RAW RECORDS:
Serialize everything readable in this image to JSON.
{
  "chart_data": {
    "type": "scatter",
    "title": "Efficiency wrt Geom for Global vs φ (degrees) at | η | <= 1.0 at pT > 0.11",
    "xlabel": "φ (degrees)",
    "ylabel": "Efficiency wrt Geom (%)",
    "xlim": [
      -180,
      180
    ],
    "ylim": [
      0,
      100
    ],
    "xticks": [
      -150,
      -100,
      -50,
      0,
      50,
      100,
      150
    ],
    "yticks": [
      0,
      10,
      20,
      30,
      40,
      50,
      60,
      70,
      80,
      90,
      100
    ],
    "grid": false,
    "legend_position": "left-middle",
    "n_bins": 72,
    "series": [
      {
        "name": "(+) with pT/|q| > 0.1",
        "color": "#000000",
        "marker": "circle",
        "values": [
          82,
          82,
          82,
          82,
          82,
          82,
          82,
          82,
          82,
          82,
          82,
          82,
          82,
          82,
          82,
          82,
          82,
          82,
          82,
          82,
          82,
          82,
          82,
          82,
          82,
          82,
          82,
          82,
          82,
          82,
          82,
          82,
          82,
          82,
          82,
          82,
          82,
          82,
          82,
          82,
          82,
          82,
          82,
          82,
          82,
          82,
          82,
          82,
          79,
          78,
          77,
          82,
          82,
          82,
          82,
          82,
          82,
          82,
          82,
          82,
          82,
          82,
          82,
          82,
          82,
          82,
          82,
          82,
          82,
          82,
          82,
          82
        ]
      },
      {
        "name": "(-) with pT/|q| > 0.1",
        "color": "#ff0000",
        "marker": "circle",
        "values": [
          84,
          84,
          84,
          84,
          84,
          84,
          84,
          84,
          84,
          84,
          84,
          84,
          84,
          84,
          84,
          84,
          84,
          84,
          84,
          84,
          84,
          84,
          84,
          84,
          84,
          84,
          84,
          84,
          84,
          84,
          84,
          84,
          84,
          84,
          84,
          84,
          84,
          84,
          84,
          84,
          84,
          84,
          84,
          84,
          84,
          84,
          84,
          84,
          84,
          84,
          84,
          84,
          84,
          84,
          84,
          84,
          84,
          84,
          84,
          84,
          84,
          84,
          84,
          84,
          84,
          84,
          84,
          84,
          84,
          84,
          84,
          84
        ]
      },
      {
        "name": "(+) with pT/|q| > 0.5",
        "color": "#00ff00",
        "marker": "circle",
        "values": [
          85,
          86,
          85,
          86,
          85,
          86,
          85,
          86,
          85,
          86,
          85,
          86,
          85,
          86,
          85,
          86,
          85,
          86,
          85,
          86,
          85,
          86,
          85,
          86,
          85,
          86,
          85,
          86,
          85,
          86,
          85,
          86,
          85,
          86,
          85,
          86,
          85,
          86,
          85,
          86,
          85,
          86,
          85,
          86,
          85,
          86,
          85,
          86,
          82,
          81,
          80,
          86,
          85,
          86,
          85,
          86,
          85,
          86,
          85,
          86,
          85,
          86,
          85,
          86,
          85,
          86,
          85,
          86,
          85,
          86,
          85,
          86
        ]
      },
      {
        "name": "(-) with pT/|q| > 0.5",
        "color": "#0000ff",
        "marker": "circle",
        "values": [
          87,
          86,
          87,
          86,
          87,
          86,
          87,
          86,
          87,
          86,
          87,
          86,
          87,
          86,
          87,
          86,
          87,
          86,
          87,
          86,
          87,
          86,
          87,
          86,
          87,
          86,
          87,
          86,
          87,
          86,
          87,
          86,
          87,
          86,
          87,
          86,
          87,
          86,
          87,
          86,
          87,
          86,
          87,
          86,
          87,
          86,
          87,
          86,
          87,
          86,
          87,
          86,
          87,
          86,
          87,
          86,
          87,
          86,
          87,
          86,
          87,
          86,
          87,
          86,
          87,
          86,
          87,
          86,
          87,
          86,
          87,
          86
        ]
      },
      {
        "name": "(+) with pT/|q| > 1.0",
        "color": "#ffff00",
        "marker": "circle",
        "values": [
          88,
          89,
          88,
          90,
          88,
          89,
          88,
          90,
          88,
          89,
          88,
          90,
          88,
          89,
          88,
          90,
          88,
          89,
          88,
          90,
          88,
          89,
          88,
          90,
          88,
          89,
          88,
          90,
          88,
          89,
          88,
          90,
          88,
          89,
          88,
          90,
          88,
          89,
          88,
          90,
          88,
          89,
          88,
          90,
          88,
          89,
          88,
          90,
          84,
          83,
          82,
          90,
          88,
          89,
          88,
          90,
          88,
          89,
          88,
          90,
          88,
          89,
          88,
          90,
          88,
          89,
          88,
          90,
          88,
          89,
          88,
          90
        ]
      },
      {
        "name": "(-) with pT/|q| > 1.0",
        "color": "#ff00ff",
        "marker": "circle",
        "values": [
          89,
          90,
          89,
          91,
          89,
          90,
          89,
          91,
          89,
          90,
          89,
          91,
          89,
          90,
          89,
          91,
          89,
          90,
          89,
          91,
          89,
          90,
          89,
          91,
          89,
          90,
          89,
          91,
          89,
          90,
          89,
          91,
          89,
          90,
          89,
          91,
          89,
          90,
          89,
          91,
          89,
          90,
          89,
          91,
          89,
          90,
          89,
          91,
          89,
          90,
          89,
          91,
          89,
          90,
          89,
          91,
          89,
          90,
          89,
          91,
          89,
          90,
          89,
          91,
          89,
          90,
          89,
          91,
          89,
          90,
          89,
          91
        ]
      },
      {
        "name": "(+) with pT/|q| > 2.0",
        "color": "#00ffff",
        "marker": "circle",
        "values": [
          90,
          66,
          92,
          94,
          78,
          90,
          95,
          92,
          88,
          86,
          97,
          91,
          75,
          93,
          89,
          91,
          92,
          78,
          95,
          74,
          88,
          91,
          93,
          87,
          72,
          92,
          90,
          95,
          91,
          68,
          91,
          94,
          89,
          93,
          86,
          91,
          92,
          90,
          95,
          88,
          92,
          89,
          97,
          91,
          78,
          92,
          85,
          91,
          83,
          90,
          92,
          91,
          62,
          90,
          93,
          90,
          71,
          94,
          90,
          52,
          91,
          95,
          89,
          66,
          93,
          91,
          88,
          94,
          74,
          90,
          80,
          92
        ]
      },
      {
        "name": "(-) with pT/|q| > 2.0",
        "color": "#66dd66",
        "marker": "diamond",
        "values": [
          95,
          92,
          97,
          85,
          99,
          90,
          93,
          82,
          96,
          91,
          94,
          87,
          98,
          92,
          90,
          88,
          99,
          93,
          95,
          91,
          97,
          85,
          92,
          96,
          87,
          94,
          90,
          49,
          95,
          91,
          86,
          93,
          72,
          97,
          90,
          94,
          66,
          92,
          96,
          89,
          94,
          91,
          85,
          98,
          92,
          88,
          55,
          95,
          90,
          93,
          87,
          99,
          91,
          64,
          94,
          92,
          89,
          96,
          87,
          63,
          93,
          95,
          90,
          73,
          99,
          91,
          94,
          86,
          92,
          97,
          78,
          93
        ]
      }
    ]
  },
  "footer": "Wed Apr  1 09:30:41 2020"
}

STATED EXERCISE:
Where a line of the material above holds the string "degrees", copy that line.

EXPECTED OUTPUT:
    "title": "Efficiency wrt Geom for Global vs φ (degrees) at | η | <= 1.0 at pT > 0.11",
    "xlabel": "φ (degrees)",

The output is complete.